TO DO: Please quote every line word for word.

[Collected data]
※

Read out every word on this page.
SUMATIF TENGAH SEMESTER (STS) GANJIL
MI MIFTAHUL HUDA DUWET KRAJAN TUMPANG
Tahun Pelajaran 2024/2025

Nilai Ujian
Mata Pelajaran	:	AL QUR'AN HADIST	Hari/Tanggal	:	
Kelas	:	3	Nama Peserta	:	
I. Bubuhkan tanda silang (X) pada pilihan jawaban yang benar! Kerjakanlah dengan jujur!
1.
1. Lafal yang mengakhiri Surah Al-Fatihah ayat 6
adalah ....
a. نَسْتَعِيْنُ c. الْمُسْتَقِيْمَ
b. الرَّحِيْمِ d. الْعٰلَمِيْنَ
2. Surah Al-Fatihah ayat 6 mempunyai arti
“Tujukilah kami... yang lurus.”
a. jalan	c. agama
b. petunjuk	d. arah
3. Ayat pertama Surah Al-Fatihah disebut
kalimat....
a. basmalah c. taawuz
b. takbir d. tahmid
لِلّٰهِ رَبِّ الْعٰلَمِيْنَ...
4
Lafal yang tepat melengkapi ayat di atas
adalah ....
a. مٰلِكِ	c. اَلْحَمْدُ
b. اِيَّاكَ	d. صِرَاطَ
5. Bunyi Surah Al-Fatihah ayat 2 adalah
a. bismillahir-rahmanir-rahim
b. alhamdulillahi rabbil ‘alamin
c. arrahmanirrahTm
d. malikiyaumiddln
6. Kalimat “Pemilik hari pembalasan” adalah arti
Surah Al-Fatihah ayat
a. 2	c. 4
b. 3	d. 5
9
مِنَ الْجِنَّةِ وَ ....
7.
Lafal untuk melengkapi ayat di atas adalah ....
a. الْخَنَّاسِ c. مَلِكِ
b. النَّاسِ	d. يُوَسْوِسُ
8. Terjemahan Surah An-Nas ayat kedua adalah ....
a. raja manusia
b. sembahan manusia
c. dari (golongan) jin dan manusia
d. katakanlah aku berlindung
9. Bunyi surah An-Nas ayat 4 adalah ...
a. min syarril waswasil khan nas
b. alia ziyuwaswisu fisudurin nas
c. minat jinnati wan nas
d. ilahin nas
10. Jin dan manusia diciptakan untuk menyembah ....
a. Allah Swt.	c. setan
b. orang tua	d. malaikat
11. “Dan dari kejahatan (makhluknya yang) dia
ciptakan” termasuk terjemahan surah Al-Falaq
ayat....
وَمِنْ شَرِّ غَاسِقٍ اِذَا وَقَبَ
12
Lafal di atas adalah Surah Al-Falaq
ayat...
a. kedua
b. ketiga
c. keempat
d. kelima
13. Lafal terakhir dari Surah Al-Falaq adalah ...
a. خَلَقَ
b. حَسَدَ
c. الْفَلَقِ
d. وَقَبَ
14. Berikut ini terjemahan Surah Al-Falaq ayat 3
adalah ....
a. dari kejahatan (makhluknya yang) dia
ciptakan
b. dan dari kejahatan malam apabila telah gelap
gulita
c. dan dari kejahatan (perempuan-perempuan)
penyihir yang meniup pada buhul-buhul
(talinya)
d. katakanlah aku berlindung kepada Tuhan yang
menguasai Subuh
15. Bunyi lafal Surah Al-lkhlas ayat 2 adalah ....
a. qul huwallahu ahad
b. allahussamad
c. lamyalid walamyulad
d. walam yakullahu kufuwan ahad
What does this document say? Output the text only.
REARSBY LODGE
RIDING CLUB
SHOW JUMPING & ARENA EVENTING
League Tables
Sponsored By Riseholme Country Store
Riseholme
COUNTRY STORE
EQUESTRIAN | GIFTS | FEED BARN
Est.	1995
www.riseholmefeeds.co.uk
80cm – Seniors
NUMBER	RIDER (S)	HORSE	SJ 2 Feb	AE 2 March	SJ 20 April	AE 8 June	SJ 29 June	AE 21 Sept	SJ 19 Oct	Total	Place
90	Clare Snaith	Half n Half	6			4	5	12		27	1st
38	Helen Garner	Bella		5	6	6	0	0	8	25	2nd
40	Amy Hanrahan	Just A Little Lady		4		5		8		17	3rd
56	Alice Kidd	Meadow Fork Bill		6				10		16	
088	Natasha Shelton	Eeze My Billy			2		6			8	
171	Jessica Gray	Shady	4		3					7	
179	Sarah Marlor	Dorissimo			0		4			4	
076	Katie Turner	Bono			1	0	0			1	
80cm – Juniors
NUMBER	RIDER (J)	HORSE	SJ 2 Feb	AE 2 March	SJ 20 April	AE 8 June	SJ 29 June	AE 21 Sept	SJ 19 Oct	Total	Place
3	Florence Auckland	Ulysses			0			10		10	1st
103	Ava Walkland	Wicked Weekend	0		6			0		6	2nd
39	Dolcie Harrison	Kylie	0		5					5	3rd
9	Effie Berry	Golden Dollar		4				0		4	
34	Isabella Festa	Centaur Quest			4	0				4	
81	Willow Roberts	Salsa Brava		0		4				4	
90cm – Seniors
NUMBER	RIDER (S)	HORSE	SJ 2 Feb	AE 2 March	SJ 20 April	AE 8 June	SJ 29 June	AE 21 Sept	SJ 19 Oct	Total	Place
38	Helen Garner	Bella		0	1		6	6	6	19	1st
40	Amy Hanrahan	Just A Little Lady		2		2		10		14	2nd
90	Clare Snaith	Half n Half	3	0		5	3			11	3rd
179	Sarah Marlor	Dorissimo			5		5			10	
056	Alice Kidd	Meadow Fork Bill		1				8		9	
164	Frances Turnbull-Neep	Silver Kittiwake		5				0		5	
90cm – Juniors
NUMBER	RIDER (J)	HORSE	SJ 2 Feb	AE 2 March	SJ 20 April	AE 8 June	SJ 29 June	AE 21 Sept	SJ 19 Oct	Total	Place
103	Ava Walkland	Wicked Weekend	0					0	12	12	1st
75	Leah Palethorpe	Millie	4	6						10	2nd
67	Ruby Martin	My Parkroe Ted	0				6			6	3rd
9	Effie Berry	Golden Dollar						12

※

WRITTEN SOLUTION:
Read out every word on this page.
SUMATIF TENGAH SEMESTER (STS) GANJIL
MI MIFTAHUL HUDA DUWET KRAJAN TUMPANG
Tahun Pelajaran 2024/2025

Nilai Ujian
Mata Pelajaran	:	AL QUR'AN HADIST	Hari/Tanggal	:	
Kelas	:	3	Nama Peserta	:	
I. Bubuhkan tanda silang (X) pada pilihan jawaban yang benar! Kerjakanlah dengan jujur!
1.
1. Lafal yang mengakhiri Surah Al-Fatihah ayat 6
adalah ....
a. نَسْتَعِيْنُ c. الْمُسْتَقِيْمَ
b. الرَّحِيْمِ d. الْعٰلَمِيْنَ
2. Surah Al-Fatihah ayat 6 mempunyai arti
“Tujukilah kami... yang lurus.”
a. jalan	c. agama
b. petunjuk	d. arah
3. Ayat pertama Surah Al-Fatihah disebut
kalimat....
a. basmalah c. taawuz
b. takbir d. tahmid
لِلّٰهِ رَبِّ الْعٰلَمِيْنَ...
4
Lafal yang tepat melengkapi ayat di atas
adalah ....
a. مٰلِكِ	c. اَلْحَمْدُ
b. اِيَّاكَ	d. صِرَاطَ
5. Bunyi Surah Al-Fatihah ayat 2 adalah
a. bismillahir-rahmanir-rahim
b. alhamdulillahi rabbil ‘alamin
c. arrahmanirrahTm
d. malikiyaumiddln
6. Kalimat “Pemilik hari pembalasan” adalah arti
Surah Al-Fatihah ayat
a. 2	c. 4
b. 3	d. 5
9
مِنَ الْجِنَّةِ وَ ....
7.
Lafal untuk melengkapi ayat di atas adalah ....
a. الْخَنَّاسِ c. مَلِكِ
b. النَّاسِ	d. يُوَسْوِسُ
8. Terjemahan Surah An-Nas ayat kedua adalah ....
a. raja manusia
b. sembahan manusia
c. dari (golongan) jin dan manusia
d. katakanlah aku berlindung
9. Bunyi surah An-Nas ayat 4 adalah ...
a. min syarril waswasil khan nas
b. alia ziyuwaswisu fisudurin nas
c. minat jinnati wan nas
d. ilahin nas
10. Jin dan manusia diciptakan untuk menyembah ....
a. Allah Swt.	c. setan
b. orang tua	d. malaikat
11. “Dan dari kejahatan (makhluknya yang) dia
ciptakan” termasuk terjemahan surah Al-Falaq
ayat....
وَمِنْ شَرِّ غَاسِقٍ اِذَا وَقَبَ
12
Lafal di atas adalah Surah Al-Falaq
ayat...
a. kedua
b. ketiga
c. keempat
d. kelima
13. Lafal terakhir dari Surah Al-Falaq adalah ...
a. خَلَقَ
b. حَسَدَ
c. الْفَلَقِ
d. وَقَبَ
14. Berikut ini terjemahan Surah Al-Falaq ayat 3
adalah ....
a. dari kejahatan (makhluknya yang) dia
ciptakan
b. dan dari kejahatan malam apabila telah gelap
gulita
c. dan dari kejahatan (perempuan-perempuan)
penyihir yang meniup pada buhul-buhul
(talinya)
d. katakanlah aku berlindung kepada Tuhan yang
menguasai Subuh
15. Bunyi lafal Surah Al-lkhlas ayat 2 adalah ....
a. qul huwallahu ahad
b. allahussamad
c. lamyalid walamyulad
d. walam yakullahu kufuwan ahad
What does this document say? Output the text only.
REARSBY LODGE
RIDING CLUB
SHOW JUMPING & ARENA EVENTING
League Tables
Sponsored By Riseholme Country Store
Riseholme
COUNTRY STORE
EQUESTRIAN | GIFTS | FEED BARN
Est.	1995
www.riseholmefeeds.co.uk
80cm – Seniors
NUMBER	RIDER (S)	HORSE	SJ 2 Feb	AE 2 March	SJ 20 April	AE 8 June	SJ 29 June	AE 21 Sept	SJ 19 Oct	Total	Place
90	Clare Snaith	Half n Half	6			4	5	12		27	1st
38	Helen Garner	Bella		5	6	6	0	0	8	25	2nd
40	Amy Hanrahan	Just A Little Lady		4		5		8		17	3rd
56	Alice Kidd	Meadow Fork Bill		6				10		16	
088	Natasha Shelton	Eeze My Billy			2		6			8	
171	Jessica Gray	Shady	4		3					7	
179	Sarah Marlor	Dorissimo			0		4			4	
076	Katie Turner	Bono			1	0	0			1	
80cm – Juniors
NUMBER	RIDER (J)	HORSE	SJ 2 Feb	AE 2 March	SJ 20 April	AE 8 June	SJ 29 June	AE 21 Sept	SJ 19 Oct	Total	Place
3	Florence Auckland	Ulysses			0			10		10	1st
103	Ava Walkland	Wicked Weekend	0		6			0		6	2nd
39	Dolcie Harrison	Kylie	0		5					5	3rd
9	Effie Berry	Golden Dollar		4				0		4	
34	Isabella Festa	Centaur Quest			4	0				4	
81	Willow Roberts	Salsa Brava		0		4				4	
90cm – Seniors
NUMBER	RIDER (S)	HORSE	SJ 2 Feb	AE 2 March	SJ 20 April	AE 8 June	SJ 29 June	AE 21 Sept	SJ 19 Oct	Total	Place
38	Helen Garner	Bella		0	1		6	6	6	19	1st
40	Amy Hanrahan	Just A Little Lady		2		2		10		14	2nd
90	Clare Snaith	Half n Half	3	0		5	3			11	3rd
179	Sarah Marlor	Dorissimo			5		5			10	
056	Alice Kidd	Meadow Fork Bill		1				8		9	
164	Frances Turnbull-Neep	Silver Kittiwake		5				0		5	
90cm – Juniors
NUMBER	RIDER (J)	HORSE	SJ 2 Feb	AE 2 March	SJ 20 April	AE 8 June	SJ 29 June	AE 21 Sept	SJ 19 Oct	Total	Place
103	Ava Walkland	Wicked Weekend	0					0	12	12	1st
75	Leah Palethorpe	Millie	4	6						10	2nd
67	Ruby Martin	My Parkroe Ted	0				6			6	3rd
9	Effie Berry	Golden Dollar						12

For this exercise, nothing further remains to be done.